### EXERCISE INSTRUCTIONS:
Word for word, repeat the entries, minus the pictures.

### Saved entries:
======

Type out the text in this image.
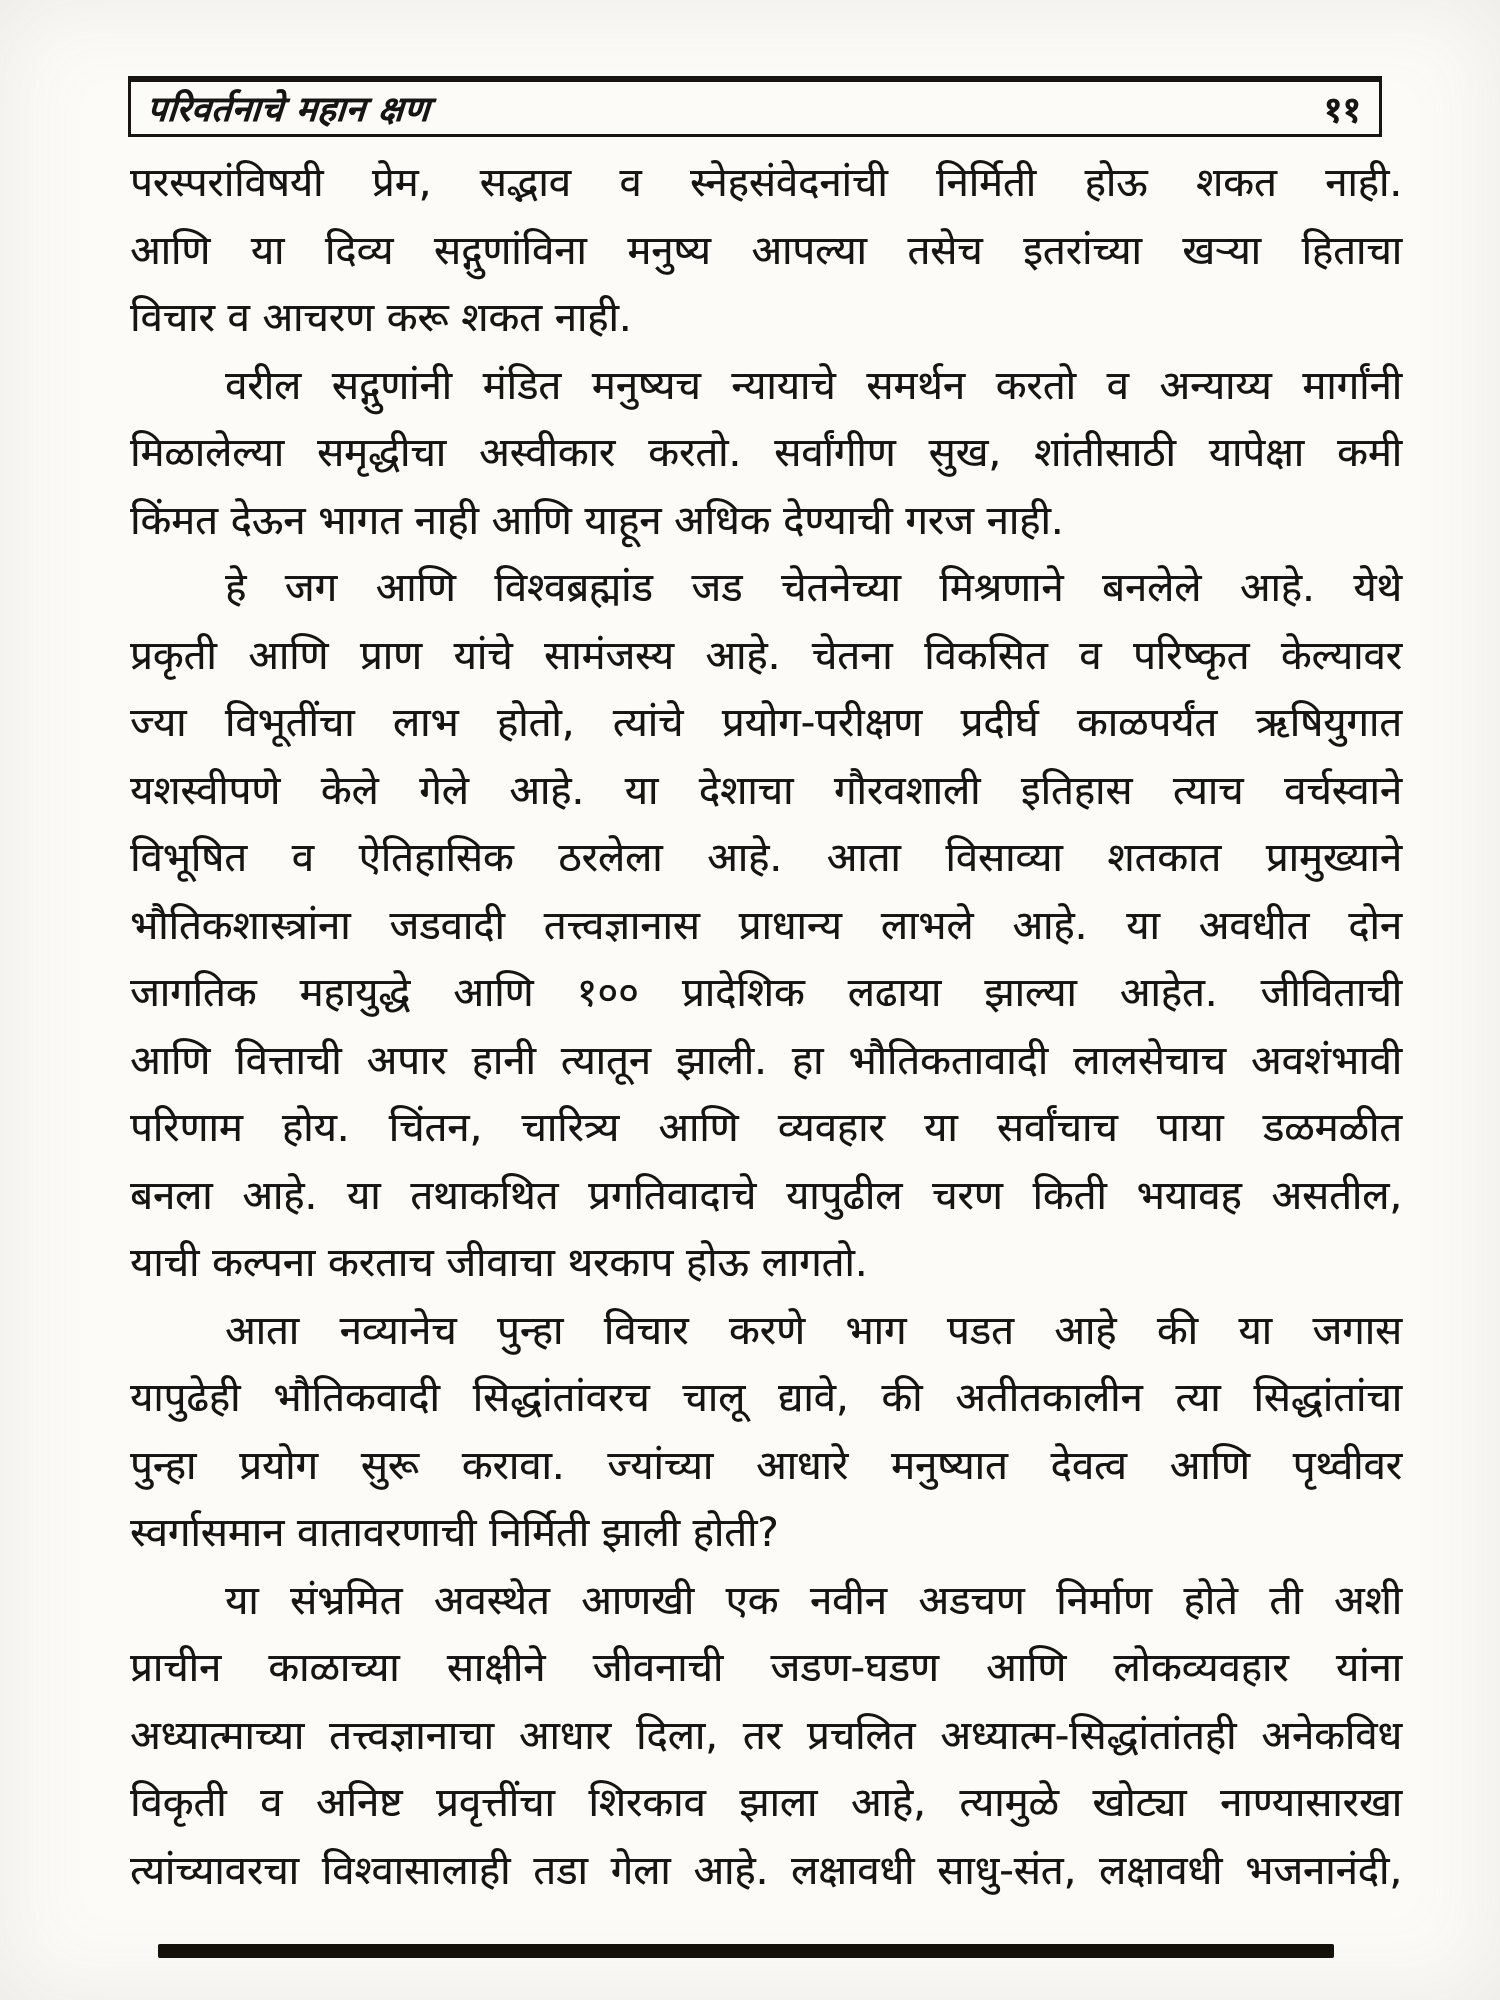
परिवर्तनाचे महान क्षण	११
परस्परांविषयी प्रेम, सद्भाव व स्नेहसंवेदनांची निर्मिती होऊ शकत नाही.
आणि या दिव्य सद्गुणांविना मनुष्य आपल्या तसेच इतरांच्या खऱ्या हिताचा
विचार व आचरण करू शकत नाही.
वरील सद्गुणांनी मंडित मनुष्यच न्यायाचे समर्थन करतो व अन्याय्य मार्गांनी
मिळालेल्या समृद्धीचा अस्वीकार करतो. सर्वांगीण सुख, शांतीसाठी यापेक्षा कमी
किंमत देऊन भागत नाही आणि याहून अधिक देण्याची गरज नाही.
हे जग आणि विश्वब्रह्मांड जड चेतनेच्या मिश्रणाने बनलेले आहे. येथे
प्रकृती आणि प्राण यांचे सामंजस्य आहे. चेतना विकसित व परिष्कृत केल्यावर
ज्या विभूतींचा लाभ होतो, त्यांचे प्रयोग-परीक्षण प्रदीर्घ काळपर्यंत ऋषियुगात
यशस्वीपणे केले गेले आहे. या देशाचा गौरवशाली इतिहास त्याच वर्चस्वाने
विभूषित व ऐतिहासिक ठरलेला आहे. आता विसाव्या शतकात प्रामुख्याने
भौतिकशास्त्रांना जडवादी तत्त्वज्ञानास प्राधान्य लाभले आहे. या अवधीत दोन
जागतिक महायुद्धे आणि १०० प्रादेशिक लढाया झाल्या आहेत. जीविताची
आणि वित्ताची अपार हानी त्यातून झाली. हा भौतिकतावादी लालसेचाच अवशंभावी
परिणाम होय. चिंतन, चारित्र्य आणि व्यवहार या सर्वांचाच पाया डळमळीत
बनला आहे. या तथाकथित प्रगतिवादाचे यापुढील चरण किती भयावह असतील,
याची कल्पना करताच जीवाचा थरकाप होऊ लागतो.
आता नव्यानेच पुन्हा विचार करणे भाग पडत आहे की या जगास
यापुढेही भौतिकवादी सिद्धांतांवरच चालू द्यावे, की अतीतकालीन त्या सिद्धांतांचा
पुन्हा प्रयोग सुरू करावा. ज्यांच्या आधारे मनुष्यात देवत्व आणि पृथ्वीवर
स्वर्गासमान वातावरणाची निर्मिती झाली होती?
या संभ्रमित अवस्थेत आणखी एक नवीन अडचण निर्माण होते ती अशी
प्राचीन काळाच्या साक्षीने जीवनाची जडण-घडण आणि लोकव्यवहार यांना
अध्यात्माच्या तत्त्वज्ञानाचा आधार दिला, तर प्रचलित अध्यात्म-सिद्धांतांतही अनेकविध
विकृती व अनिष्ट प्रवृत्तींचा शिरकाव झाला आहे, त्यामुळे खोट्या नाण्यासारखा
त्यांच्यावरचा विश्वासालाही तडा गेला आहे. लक्षावधी साधु-संत, लक्षावधी भजनानंदी,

======

### FULL SOLUTION:
Type out the text in this image.
परिवर्तनाचे महान क्षण	११
परस्परांविषयी प्रेम, सद्भाव व स्नेहसंवेदनांची निर्मिती होऊ शकत नाही.
आणि या दिव्य सद्गुणांविना मनुष्य आपल्या तसेच इतरांच्या खऱ्या हिताचा
विचार व आचरण करू शकत नाही.
वरील सद्गुणांनी मंडित मनुष्यच न्यायाचे समर्थन करतो व अन्याय्य मार्गांनी
मिळालेल्या समृद्धीचा अस्वीकार करतो. सर्वांगीण सुख, शांतीसाठी यापेक्षा कमी
किंमत देऊन भागत नाही आणि याहून अधिक देण्याची गरज नाही.
हे जग आणि विश्वब्रह्मांड जड चेतनेच्या मिश्रणाने बनलेले आहे. येथे
प्रकृती आणि प्राण यांचे सामंजस्य आहे. चेतना विकसित व परिष्कृत केल्यावर
ज्या विभूतींचा लाभ होतो, त्यांचे प्रयोग-परीक्षण प्रदीर्घ काळपर्यंत ऋषियुगात
यशस्वीपणे केले गेले आहे. या देशाचा गौरवशाली इतिहास त्याच वर्चस्वाने
विभूषित व ऐतिहासिक ठरलेला आहे. आता विसाव्या शतकात प्रामुख्याने
भौतिकशास्त्रांना जडवादी तत्त्वज्ञानास प्राधान्य लाभले आहे. या अवधीत दोन
जागतिक महायुद्धे आणि १०० प्रादेशिक लढाया झाल्या आहेत. जीविताची
आणि वित्ताची अपार हानी त्यातून झाली. हा भौतिकतावादी लालसेचाच अवशंभावी
परिणाम होय. चिंतन, चारित्र्य आणि व्यवहार या सर्वांचाच पाया डळमळीत
बनला आहे. या तथाकथित प्रगतिवादाचे यापुढील चरण किती भयावह असतील,
याची कल्पना करताच जीवाचा थरकाप होऊ लागतो.
आता नव्यानेच पुन्हा विचार करणे भाग पडत आहे की या जगास
यापुढेही भौतिकवादी सिद्धांतांवरच चालू द्यावे, की अतीतकालीन त्या सिद्धांतांचा
पुन्हा प्रयोग सुरू करावा. ज्यांच्या आधारे मनुष्यात देवत्व आणि पृथ्वीवर
स्वर्गासमान वातावरणाची निर्मिती झाली होती?
या संभ्रमित अवस्थेत आणखी एक नवीन अडचण निर्माण होते ती अशी
प्राचीन काळाच्या साक्षीने जीवनाची जडण-घडण आणि लोकव्यवहार यांना
अध्यात्माच्या तत्त्वज्ञानाचा आधार दिला, तर प्रचलित अध्यात्म-सिद्धांतांतही अनेकविध
विकृती व अनिष्ट प्रवृत्तींचा शिरकाव झाला आहे, त्यामुळे खोट्या नाण्यासारखा
त्यांच्यावरचा विश्वासालाही तडा गेला आहे. लक्षावधी साधु-संत, लक्षावधी भजनानंदी,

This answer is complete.